TASK PROMPT -
Using the material that follows, identify and copy each line with the string "name".

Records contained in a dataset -
::::::::::

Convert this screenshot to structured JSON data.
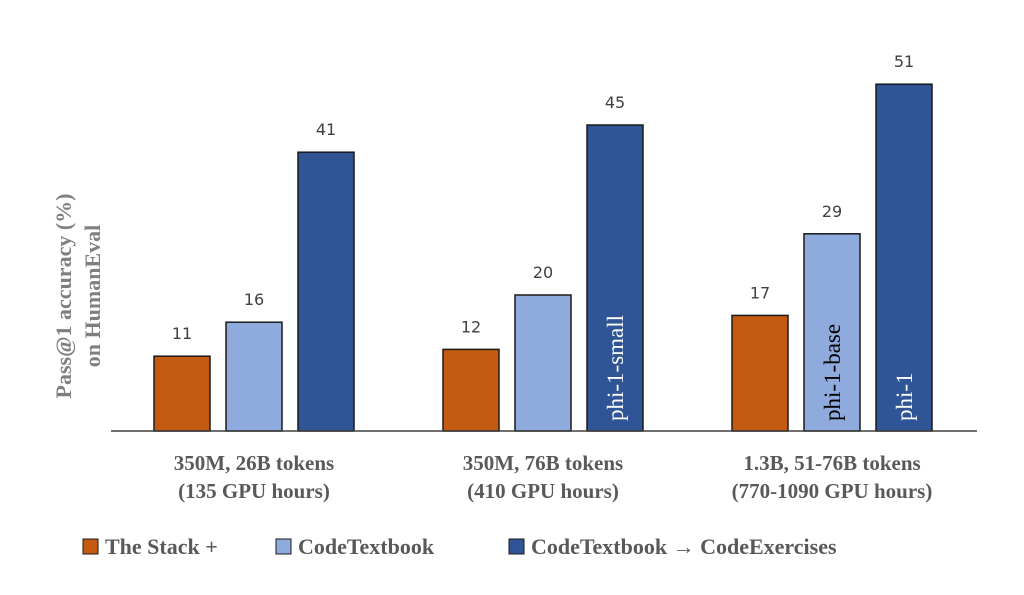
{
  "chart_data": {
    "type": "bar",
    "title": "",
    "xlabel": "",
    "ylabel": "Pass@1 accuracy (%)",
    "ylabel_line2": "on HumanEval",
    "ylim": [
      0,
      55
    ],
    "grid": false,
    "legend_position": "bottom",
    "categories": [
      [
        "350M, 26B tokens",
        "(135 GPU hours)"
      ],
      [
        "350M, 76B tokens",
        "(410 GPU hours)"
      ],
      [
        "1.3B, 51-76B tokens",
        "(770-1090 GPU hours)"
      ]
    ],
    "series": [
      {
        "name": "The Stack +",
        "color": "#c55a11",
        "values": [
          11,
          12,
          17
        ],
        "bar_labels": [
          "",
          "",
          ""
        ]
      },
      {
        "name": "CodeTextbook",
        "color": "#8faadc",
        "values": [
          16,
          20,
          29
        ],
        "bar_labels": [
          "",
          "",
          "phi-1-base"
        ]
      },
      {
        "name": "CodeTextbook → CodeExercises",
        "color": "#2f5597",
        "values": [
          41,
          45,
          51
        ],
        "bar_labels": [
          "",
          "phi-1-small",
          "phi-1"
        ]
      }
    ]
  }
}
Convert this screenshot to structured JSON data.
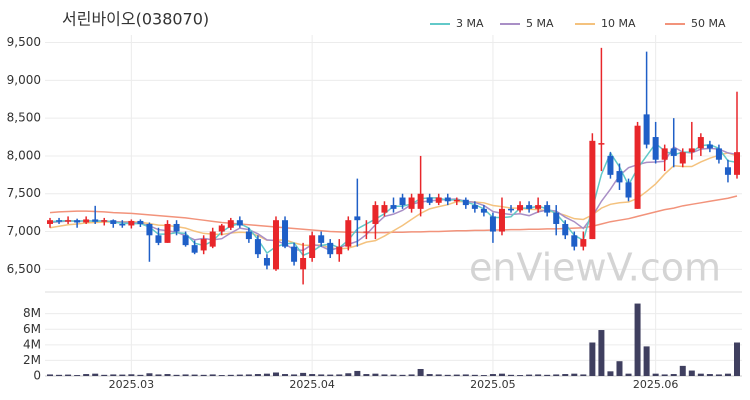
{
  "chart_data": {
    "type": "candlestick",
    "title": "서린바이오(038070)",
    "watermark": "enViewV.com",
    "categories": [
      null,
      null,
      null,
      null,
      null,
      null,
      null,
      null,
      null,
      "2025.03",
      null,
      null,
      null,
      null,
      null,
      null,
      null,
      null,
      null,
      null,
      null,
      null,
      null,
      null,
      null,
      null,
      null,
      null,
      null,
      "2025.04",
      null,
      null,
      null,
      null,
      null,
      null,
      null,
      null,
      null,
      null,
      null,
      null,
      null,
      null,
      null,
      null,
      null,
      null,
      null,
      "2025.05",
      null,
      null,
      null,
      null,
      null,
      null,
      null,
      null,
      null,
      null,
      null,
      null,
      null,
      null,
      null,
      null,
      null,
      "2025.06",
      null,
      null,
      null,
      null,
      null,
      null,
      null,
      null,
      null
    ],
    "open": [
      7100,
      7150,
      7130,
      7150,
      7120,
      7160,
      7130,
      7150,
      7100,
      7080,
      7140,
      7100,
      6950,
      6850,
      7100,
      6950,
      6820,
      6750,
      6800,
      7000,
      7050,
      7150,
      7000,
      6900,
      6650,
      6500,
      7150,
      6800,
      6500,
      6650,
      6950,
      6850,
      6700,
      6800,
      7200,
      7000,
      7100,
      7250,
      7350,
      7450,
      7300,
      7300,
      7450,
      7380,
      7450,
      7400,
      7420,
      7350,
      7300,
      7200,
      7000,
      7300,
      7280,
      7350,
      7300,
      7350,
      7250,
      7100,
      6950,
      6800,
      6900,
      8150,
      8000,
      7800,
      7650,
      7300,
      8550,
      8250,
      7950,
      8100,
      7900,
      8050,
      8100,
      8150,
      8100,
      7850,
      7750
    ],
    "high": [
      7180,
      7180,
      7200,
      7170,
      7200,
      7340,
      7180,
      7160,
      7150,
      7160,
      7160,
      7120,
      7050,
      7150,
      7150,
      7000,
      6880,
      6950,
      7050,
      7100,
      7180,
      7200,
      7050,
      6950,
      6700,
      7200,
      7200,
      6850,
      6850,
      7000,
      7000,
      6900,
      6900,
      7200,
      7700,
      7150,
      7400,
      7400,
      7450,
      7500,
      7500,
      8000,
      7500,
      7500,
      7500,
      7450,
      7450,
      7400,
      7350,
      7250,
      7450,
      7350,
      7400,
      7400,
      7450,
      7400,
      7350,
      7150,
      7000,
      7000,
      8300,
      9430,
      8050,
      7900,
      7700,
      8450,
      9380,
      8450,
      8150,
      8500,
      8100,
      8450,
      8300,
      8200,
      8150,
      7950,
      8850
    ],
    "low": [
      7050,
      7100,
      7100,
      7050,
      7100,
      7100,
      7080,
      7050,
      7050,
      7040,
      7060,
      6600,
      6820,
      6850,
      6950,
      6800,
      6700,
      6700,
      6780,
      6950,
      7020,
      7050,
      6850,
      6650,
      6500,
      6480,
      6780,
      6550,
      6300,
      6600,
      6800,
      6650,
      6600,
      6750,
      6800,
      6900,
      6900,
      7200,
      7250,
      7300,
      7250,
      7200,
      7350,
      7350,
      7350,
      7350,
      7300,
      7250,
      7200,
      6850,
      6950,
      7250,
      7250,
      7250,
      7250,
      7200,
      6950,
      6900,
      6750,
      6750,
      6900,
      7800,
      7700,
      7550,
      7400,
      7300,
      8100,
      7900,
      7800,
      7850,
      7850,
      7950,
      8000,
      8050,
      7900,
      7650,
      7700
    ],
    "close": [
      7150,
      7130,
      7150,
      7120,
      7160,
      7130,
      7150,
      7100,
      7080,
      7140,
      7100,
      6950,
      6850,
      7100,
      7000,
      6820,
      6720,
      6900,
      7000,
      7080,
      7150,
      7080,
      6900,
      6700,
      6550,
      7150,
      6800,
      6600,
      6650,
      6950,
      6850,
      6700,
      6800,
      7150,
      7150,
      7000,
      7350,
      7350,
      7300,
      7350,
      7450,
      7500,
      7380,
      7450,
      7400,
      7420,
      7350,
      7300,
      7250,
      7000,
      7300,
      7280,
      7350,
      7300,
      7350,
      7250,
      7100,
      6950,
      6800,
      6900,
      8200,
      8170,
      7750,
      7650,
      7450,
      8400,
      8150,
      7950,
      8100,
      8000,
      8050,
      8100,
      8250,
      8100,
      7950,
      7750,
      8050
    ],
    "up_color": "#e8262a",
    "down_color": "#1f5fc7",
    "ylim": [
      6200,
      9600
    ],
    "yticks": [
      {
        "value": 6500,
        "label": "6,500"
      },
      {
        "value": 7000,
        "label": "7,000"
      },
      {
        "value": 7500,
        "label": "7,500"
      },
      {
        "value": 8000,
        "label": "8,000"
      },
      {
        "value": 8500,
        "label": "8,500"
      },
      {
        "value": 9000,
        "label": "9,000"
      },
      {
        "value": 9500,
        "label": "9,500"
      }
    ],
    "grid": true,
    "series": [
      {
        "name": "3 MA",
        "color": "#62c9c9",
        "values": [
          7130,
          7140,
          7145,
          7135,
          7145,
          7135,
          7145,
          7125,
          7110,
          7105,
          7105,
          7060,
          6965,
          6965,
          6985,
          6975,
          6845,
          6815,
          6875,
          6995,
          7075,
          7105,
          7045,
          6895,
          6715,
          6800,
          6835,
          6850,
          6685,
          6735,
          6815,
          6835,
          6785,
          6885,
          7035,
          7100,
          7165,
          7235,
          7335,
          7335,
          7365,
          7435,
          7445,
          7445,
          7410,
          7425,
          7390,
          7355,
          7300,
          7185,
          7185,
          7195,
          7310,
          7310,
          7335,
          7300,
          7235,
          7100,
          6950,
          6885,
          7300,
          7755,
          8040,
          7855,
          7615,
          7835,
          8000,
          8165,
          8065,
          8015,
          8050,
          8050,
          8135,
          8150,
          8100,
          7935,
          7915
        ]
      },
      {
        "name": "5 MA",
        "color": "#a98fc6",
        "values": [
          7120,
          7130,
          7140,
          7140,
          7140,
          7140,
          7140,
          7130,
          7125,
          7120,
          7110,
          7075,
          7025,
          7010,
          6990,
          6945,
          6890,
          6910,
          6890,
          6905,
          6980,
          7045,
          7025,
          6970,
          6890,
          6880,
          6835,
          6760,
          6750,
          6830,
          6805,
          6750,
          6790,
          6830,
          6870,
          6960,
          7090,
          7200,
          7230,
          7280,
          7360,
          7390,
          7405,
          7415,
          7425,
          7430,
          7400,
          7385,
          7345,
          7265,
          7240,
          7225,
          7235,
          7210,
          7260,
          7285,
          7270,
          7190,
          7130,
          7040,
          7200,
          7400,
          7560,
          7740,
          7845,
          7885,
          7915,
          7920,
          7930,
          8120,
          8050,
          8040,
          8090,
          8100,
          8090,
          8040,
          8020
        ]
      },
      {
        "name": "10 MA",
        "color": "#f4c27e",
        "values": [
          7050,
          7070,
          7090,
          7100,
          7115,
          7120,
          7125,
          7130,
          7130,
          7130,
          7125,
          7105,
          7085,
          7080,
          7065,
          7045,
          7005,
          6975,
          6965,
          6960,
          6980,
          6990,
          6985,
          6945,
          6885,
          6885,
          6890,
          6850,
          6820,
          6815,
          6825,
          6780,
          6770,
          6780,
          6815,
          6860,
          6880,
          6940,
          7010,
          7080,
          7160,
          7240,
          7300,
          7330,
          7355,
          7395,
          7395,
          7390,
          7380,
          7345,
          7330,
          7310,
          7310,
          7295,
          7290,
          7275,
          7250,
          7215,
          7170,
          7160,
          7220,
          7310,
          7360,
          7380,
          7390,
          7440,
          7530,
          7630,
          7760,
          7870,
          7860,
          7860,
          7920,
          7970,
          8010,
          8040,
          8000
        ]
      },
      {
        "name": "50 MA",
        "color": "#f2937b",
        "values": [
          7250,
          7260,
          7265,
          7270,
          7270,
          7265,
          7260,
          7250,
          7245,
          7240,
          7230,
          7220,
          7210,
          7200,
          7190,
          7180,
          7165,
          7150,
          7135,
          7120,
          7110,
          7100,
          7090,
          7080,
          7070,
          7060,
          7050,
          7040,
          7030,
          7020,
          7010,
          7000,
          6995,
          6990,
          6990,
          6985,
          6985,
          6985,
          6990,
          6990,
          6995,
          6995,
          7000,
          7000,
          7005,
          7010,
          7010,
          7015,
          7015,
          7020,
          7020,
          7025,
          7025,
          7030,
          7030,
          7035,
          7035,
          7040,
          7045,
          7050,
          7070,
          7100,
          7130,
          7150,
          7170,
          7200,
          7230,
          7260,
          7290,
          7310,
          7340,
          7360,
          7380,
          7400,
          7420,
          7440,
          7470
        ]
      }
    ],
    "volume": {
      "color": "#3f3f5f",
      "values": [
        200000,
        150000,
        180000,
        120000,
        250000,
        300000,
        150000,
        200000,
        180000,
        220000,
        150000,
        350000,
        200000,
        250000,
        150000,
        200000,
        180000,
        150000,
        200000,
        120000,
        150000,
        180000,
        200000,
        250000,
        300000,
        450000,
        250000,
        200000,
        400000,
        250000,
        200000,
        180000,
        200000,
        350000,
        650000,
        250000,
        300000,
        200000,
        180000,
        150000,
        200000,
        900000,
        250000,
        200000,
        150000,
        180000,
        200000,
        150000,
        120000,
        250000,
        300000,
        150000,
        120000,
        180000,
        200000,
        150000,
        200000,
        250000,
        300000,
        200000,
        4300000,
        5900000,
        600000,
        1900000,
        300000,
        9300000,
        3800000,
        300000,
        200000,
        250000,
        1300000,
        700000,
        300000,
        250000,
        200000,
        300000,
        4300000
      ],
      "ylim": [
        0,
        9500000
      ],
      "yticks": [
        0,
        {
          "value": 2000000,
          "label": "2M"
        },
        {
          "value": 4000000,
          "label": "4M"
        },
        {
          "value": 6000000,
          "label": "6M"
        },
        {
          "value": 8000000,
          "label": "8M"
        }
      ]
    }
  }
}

::::::::::

WRITTEN RESPONSE -
        "name": "The Stack +",
        "name": "CodeTextbook",
        "name": "CodeTextbook → CodeExercises",
        "name": "3 MA",
        "name": "5 MA",
        "name": "10 MA",
        "name": "50 MA",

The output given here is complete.